>> BEGIN Provided entries
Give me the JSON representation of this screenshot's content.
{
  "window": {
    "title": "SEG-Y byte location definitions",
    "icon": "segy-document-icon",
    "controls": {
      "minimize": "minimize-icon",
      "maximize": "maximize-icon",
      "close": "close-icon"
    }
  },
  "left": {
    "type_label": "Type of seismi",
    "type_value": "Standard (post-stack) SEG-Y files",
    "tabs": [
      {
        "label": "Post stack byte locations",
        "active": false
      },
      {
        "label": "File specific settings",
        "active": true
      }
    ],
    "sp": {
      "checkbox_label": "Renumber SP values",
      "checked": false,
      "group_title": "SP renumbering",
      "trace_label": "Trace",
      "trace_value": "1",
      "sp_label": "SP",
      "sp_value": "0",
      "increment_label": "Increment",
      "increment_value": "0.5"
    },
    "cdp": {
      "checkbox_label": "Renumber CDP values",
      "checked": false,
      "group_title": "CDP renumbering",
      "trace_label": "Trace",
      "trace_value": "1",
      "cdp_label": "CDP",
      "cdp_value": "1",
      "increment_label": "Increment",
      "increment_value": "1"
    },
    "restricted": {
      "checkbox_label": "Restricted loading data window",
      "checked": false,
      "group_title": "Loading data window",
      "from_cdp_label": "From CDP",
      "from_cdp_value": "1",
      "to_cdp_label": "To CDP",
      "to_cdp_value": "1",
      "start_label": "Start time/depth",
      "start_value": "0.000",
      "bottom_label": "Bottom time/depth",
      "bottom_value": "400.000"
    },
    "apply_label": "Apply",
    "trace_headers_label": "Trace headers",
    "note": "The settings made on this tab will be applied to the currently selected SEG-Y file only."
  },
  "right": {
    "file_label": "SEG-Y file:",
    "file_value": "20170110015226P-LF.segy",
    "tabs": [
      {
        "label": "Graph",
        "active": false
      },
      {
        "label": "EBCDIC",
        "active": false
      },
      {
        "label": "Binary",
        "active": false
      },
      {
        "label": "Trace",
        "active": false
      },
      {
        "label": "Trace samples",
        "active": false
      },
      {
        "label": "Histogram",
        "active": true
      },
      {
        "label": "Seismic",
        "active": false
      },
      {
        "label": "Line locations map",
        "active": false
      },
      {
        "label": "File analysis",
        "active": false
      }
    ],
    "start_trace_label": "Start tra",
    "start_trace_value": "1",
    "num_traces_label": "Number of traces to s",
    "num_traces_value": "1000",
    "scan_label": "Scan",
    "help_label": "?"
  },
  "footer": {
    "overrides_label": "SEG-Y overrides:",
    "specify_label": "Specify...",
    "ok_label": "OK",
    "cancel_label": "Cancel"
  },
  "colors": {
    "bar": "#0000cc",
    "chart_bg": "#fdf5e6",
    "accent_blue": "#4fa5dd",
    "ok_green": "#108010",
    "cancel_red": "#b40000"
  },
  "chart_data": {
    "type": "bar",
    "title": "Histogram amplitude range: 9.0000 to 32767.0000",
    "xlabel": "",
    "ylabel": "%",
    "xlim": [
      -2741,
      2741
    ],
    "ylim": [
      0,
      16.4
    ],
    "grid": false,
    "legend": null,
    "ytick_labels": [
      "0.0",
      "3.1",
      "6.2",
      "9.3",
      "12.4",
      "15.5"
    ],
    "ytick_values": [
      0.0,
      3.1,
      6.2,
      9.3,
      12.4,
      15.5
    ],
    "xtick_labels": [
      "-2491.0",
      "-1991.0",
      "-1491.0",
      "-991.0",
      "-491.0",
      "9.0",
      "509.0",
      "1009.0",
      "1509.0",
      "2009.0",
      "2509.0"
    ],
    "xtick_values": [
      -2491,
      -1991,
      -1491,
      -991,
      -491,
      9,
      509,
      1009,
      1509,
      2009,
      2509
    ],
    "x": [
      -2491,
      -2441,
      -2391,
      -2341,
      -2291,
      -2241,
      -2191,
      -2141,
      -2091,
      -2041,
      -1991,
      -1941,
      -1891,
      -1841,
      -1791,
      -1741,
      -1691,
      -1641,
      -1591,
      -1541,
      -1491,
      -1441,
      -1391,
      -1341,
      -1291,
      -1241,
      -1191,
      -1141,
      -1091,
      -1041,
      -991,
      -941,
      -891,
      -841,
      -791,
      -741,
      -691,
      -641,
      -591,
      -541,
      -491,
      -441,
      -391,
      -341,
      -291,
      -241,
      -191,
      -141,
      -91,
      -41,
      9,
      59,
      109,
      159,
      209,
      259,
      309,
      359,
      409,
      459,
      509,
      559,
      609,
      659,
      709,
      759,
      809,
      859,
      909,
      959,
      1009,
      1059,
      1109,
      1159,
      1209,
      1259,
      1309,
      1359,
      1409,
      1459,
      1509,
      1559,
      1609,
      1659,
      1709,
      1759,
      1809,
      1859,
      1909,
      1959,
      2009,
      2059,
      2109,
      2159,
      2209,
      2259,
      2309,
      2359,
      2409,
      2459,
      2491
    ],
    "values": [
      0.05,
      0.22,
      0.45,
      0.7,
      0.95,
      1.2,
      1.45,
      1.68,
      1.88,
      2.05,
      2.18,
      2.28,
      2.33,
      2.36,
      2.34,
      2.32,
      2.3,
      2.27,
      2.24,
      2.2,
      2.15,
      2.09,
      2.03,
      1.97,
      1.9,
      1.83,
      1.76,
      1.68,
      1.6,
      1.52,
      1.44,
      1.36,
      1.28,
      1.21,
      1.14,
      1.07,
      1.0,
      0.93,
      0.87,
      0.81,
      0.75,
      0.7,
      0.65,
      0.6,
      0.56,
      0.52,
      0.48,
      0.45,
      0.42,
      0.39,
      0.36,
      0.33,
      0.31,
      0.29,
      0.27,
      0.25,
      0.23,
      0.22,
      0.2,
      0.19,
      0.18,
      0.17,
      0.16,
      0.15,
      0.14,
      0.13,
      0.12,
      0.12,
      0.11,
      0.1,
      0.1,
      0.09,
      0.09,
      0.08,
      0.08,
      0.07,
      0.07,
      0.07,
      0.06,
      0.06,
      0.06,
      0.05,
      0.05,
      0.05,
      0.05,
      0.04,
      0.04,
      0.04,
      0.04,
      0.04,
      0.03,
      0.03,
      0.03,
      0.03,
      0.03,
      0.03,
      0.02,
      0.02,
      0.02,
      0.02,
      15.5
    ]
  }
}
>> END Provided entries
Aim = Pull out all lines in the data above that include "time".

Task solution =
      "start_label": "Start time/depth",
      "bottom_label": "Bottom time/depth",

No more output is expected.